#### [Some records]
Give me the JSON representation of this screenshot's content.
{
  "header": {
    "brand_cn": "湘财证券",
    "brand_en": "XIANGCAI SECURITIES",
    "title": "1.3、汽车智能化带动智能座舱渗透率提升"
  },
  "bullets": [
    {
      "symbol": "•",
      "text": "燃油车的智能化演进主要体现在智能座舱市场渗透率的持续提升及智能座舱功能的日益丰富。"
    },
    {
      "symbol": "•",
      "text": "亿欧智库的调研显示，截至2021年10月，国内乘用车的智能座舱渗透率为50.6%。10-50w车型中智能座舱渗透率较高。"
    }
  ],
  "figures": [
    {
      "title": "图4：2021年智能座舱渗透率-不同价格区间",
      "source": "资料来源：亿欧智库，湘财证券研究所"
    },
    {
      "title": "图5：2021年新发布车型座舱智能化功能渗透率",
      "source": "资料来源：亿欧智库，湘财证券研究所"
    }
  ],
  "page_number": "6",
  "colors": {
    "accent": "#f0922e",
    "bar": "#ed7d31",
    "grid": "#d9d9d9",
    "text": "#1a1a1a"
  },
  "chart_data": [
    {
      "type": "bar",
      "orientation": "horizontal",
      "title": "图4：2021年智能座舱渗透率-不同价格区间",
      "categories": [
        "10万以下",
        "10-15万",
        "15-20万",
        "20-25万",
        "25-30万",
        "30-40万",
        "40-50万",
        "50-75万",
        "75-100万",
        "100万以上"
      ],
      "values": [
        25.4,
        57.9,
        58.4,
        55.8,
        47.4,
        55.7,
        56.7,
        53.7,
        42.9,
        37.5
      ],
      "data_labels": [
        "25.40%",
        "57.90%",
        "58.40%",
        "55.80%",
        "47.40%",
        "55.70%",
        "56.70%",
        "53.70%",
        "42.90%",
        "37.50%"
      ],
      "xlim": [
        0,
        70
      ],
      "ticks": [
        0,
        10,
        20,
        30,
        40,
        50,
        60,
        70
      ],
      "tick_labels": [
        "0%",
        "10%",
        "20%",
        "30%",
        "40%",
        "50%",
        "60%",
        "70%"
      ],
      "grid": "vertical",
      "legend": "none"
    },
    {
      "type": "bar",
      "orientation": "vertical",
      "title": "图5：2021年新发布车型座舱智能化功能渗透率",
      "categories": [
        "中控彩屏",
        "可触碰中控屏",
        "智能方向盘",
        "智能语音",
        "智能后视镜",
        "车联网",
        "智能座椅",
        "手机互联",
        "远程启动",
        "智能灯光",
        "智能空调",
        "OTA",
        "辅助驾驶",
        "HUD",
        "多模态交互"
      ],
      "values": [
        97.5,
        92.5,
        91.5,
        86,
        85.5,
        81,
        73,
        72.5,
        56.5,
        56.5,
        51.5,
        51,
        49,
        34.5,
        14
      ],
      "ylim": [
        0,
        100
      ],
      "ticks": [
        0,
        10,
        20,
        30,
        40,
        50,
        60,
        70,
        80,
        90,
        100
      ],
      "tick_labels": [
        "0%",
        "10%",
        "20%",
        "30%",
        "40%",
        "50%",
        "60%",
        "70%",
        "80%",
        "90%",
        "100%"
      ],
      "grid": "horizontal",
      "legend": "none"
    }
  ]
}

#### [What needs to be done]
Every line of the data above should be reproduced word for word.

#### [Expected output]
Give me the JSON representation of this screenshot's content.
{
  "header": {
    "brand_cn": "湘财证券",
    "brand_en": "XIANGCAI SECURITIES",
    "title": "1.3、汽车智能化带动智能座舱渗透率提升"
  },
  "bullets": [
    {
      "symbol": "•",
      "text": "燃油车的智能化演进主要体现在智能座舱市场渗透率的持续提升及智能座舱功能的日益丰富。"
    },
    {
      "symbol": "•",
      "text": "亿欧智库的调研显示，截至2021年10月，国内乘用车的智能座舱渗透率为50.6%。10-50w车型中智能座舱渗透率较高。"
    }
  ],
  "figures": [
    {
      "title": "图4：2021年智能座舱渗透率-不同价格区间",
      "source": "资料来源：亿欧智库，湘财证券研究所"
    },
    {
      "title": "图5：2021年新发布车型座舱智能化功能渗透率",
      "source": "资料来源：亿欧智库，湘财证券研究所"
    }
  ],
  "page_number": "6",
  "colors": {
    "accent": "#f0922e",
    "bar": "#ed7d31",
    "grid": "#d9d9d9",
    "text": "#1a1a1a"
  },
  "chart_data": [
    {
      "type": "bar",
      "orientation": "horizontal",
      "title": "图4：2021年智能座舱渗透率-不同价格区间",
      "categories": [
        "10万以下",
        "10-15万",
        "15-20万",
        "20-25万",
        "25-30万",
        "30-40万",
        "40-50万",
        "50-75万",
        "75-100万",
        "100万以上"
      ],
      "values": [
        25.4,
        57.9,
        58.4,
        55.8,
        47.4,
        55.7,
        56.7,
        53.7,
        42.9,
        37.5
      ],
      "data_labels": [
        "25.40%",
        "57.90%",
        "58.40%",
        "55.80%",
        "47.40%",
        "55.70%",
        "56.70%",
        "53.70%",
        "42.90%",
        "37.50%"
      ],
      "xlim": [
        0,
        70
      ],
      "ticks": [
        0,
        10,
        20,
        30,
        40,
        50,
        60,
        70
      ],
      "tick_labels": [
        "0%",
        "10%",
        "20%",
        "30%",
        "40%",
        "50%",
        "60%",
        "70%"
      ],
      "grid": "vertical",
      "legend": "none"
    },
    {
      "type": "bar",
      "orientation": "vertical",
      "title": "图5：2021年新发布车型座舱智能化功能渗透率",
      "categories": [
        "中控彩屏",
        "可触碰中控屏",
        "智能方向盘",
        "智能语音",
        "智能后视镜",
        "车联网",
        "智能座椅",
        "手机互联",
        "远程启动",
        "智能灯光",
        "智能空调",
        "OTA",
        "辅助驾驶",
        "HUD",
        "多模态交互"
      ],
      "values": [
        97.5,
        92.5,
        91.5,
        86,
        85.5,
        81,
        73,
        72.5,
        56.5,
        56.5,
        51.5,
        51,
        49,
        34.5,
        14
      ],
      "ylim": [
        0,
        100
      ],
      "ticks": [
        0,
        10,
        20,
        30,
        40,
        50,
        60,
        70,
        80,
        90,
        100
      ],
      "tick_labels": [
        "0%",
        "10%",
        "20%",
        "30%",
        "40%",
        "50%",
        "60%",
        "70%",
        "80%",
        "90%",
        "100%"
      ],
      "grid": "horizontal",
      "legend": "none"
    }
  ]
}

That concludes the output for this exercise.